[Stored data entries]
==============================

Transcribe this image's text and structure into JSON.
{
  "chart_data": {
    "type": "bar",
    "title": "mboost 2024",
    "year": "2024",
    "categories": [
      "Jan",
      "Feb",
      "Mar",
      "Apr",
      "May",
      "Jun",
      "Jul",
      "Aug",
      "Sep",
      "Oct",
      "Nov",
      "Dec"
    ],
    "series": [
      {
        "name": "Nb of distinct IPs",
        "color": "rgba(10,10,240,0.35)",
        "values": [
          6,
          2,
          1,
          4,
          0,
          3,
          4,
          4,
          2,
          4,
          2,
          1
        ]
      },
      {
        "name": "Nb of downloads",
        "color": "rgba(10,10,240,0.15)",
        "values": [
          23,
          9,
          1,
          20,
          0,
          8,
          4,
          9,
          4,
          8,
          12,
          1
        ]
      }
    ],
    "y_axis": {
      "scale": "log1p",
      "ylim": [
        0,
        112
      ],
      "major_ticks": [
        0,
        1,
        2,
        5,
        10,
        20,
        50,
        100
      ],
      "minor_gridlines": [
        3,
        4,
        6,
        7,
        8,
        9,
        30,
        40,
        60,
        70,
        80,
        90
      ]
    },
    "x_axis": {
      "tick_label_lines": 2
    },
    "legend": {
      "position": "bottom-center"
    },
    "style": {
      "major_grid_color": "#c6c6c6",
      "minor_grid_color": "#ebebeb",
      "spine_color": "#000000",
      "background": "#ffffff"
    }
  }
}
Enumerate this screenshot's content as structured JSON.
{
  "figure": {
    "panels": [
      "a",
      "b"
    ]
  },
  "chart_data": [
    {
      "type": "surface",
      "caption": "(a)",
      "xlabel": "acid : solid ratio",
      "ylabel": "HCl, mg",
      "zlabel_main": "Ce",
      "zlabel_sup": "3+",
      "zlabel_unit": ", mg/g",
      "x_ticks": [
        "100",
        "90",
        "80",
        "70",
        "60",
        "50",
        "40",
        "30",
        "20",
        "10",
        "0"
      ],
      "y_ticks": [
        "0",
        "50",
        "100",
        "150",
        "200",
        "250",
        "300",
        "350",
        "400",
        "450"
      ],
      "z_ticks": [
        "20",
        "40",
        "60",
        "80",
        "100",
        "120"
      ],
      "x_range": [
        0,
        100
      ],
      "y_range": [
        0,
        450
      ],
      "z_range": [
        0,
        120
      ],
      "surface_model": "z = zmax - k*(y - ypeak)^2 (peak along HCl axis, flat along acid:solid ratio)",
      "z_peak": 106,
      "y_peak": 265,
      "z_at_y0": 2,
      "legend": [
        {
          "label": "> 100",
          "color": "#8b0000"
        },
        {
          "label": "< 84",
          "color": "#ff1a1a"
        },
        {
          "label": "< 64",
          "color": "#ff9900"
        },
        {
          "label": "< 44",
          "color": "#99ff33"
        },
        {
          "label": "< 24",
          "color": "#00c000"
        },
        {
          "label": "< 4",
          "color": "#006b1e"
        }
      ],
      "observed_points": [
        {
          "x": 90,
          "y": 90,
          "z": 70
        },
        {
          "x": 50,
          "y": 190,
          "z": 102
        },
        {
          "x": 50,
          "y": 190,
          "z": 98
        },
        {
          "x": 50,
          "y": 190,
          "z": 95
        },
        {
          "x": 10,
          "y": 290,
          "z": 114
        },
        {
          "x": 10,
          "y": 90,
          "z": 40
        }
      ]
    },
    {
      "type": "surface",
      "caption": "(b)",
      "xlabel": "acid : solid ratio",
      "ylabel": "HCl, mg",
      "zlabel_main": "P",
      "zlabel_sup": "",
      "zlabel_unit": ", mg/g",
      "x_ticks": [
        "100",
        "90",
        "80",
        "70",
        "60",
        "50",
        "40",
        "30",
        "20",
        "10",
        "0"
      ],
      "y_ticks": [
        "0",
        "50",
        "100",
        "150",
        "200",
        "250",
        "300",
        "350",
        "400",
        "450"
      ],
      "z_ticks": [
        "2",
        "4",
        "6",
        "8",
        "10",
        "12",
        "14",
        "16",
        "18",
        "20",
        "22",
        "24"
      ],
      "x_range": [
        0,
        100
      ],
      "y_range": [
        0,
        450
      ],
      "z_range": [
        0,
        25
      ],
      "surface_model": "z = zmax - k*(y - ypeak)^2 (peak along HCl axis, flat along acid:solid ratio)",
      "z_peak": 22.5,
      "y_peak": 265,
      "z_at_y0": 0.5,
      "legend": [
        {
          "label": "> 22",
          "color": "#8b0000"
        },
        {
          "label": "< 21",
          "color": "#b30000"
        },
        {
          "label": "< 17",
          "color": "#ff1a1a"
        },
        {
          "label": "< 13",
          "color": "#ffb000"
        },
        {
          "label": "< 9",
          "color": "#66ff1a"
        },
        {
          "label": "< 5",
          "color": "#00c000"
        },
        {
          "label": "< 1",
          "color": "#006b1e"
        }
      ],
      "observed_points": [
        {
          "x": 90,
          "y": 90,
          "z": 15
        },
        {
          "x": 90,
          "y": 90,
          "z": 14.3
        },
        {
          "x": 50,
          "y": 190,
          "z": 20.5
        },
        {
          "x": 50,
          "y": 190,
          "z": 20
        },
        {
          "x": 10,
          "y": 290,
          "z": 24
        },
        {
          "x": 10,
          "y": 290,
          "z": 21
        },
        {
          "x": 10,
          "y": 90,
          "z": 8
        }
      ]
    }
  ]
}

==============================

» Exercise: Retype every record above exactly as written.

» Solution to the exercise:
Transcribe this image's text and structure into JSON.
{
  "chart_data": {
    "type": "bar",
    "title": "mboost 2024",
    "year": "2024",
    "categories": [
      "Jan",
      "Feb",
      "Mar",
      "Apr",
      "May",
      "Jun",
      "Jul",
      "Aug",
      "Sep",
      "Oct",
      "Nov",
      "Dec"
    ],
    "series": [
      {
        "name": "Nb of distinct IPs",
        "color": "rgba(10,10,240,0.35)",
        "values": [
          6,
          2,
          1,
          4,
          0,
          3,
          4,
          4,
          2,
          4,
          2,
          1
        ]
      },
      {
        "name": "Nb of downloads",
        "color": "rgba(10,10,240,0.15)",
        "values": [
          23,
          9,
          1,
          20,
          0,
          8,
          4,
          9,
          4,
          8,
          12,
          1
        ]
      }
    ],
    "y_axis": {
      "scale": "log1p",
      "ylim": [
        0,
        112
      ],
      "major_ticks": [
        0,
        1,
        2,
        5,
        10,
        20,
        50,
        100
      ],
      "minor_gridlines": [
        3,
        4,
        6,
        7,
        8,
        9,
        30,
        40,
        60,
        70,
        80,
        90
      ]
    },
    "x_axis": {
      "tick_label_lines": 2
    },
    "legend": {
      "position": "bottom-center"
    },
    "style": {
      "major_grid_color": "#c6c6c6",
      "minor_grid_color": "#ebebeb",
      "spine_color": "#000000",
      "background": "#ffffff"
    }
  }
}
Enumerate this screenshot's content as structured JSON.
{
  "figure": {
    "panels": [
      "a",
      "b"
    ]
  },
  "chart_data": [
    {
      "type": "surface",
      "caption": "(a)",
      "xlabel": "acid : solid ratio",
      "ylabel": "HCl, mg",
      "zlabel_main": "Ce",
      "zlabel_sup": "3+",
      "zlabel_unit": ", mg/g",
      "x_ticks": [
        "100",
        "90",
        "80",
        "70",
        "60",
        "50",
        "40",
        "30",
        "20",
        "10",
        "0"
      ],
      "y_ticks": [
        "0",
        "50",
        "100",
        "150",
        "200",
        "250",
        "300",
        "350",
        "400",
        "450"
      ],
      "z_ticks": [
        "20",
        "40",
        "60",
        "80",
        "100",
        "120"
      ],
      "x_range": [
        0,
        100
      ],
      "y_range": [
        0,
        450
      ],
      "z_range": [
        0,
        120
      ],
      "surface_model": "z = zmax - k*(y - ypeak)^2 (peak along HCl axis, flat along acid:solid ratio)",
      "z_peak": 106,
      "y_peak": 265,
      "z_at_y0": 2,
      "legend": [
        {
          "label": "> 100",
          "color": "#8b0000"
        },
        {
          "label": "< 84",
          "color": "#ff1a1a"
        },
        {
          "label": "< 64",
          "color": "#ff9900"
        },
        {
          "label": "< 44",
          "color": "#99ff33"
        },
        {
          "label": "< 24",
          "color": "#00c000"
        },
        {
          "label": "< 4",
          "color": "#006b1e"
        }
      ],
      "observed_points": [
        {
          "x": 90,
          "y": 90,
          "z": 70
        },
        {
          "x": 50,
          "y": 190,
          "z": 102
        },
        {
          "x": 50,
          "y": 190,
          "z": 98
        },
        {
          "x": 50,
          "y": 190,
          "z": 95
        },
        {
          "x": 10,
          "y": 290,
          "z": 114
        },
        {
          "x": 10,
          "y": 90,
          "z": 40
        }
      ]
    },
    {
      "type": "surface",
      "caption": "(b)",
      "xlabel": "acid : solid ratio",
      "ylabel": "HCl, mg",
      "zlabel_main": "P",
      "zlabel_sup": "",
      "zlabel_unit": ", mg/g",
      "x_ticks": [
        "100",
        "90",
        "80",
        "70",
        "60",
        "50",
        "40",
        "30",
        "20",
        "10",
        "0"
      ],
      "y_ticks": [
        "0",
        "50",
        "100",
        "150",
        "200",
        "250",
        "300",
        "350",
        "400",
        "450"
      ],
      "z_ticks": [
        "2",
        "4",
        "6",
        "8",
        "10",
        "12",
        "14",
        "16",
        "18",
        "20",
        "22",
        "24"
      ],
      "x_range": [
        0,
        100
      ],
      "y_range": [
        0,
        450
      ],
      "z_range": [
        0,
        25
      ],
      "surface_model": "z = zmax - k*(y - ypeak)^2 (peak along HCl axis, flat along acid:solid ratio)",
      "z_peak": 22.5,
      "y_peak": 265,
      "z_at_y0": 0.5,
      "legend": [
        {
          "label": "> 22",
          "color": "#8b0000"
        },
        {
          "label": "< 21",
          "color": "#b30000"
        },
        {
          "label": "< 17",
          "color": "#ff1a1a"
        },
        {
          "label": "< 13",
          "color": "#ffb000"
        },
        {
          "label": "< 9",
          "color": "#66ff1a"
        },
        {
          "label": "< 5",
          "color": "#00c000"
        },
        {
          "label": "< 1",
          "color": "#006b1e"
        }
      ],
      "observed_points": [
        {
          "x": 90,
          "y": 90,
          "z": 15
        },
        {
          "x": 90,
          "y": 90,
          "z": 14.3
        },
        {
          "x": 50,
          "y": 190,
          "z": 20.5
        },
        {
          "x": 50,
          "y": 190,
          "z": 20
        },
        {
          "x": 10,
          "y": 290,
          "z": 24
        },
        {
          "x": 10,
          "y": 290,
          "z": 21
        },
        {
          "x": 10,
          "y": 90,
          "z": 8
        }
      ]
    }
  ]
}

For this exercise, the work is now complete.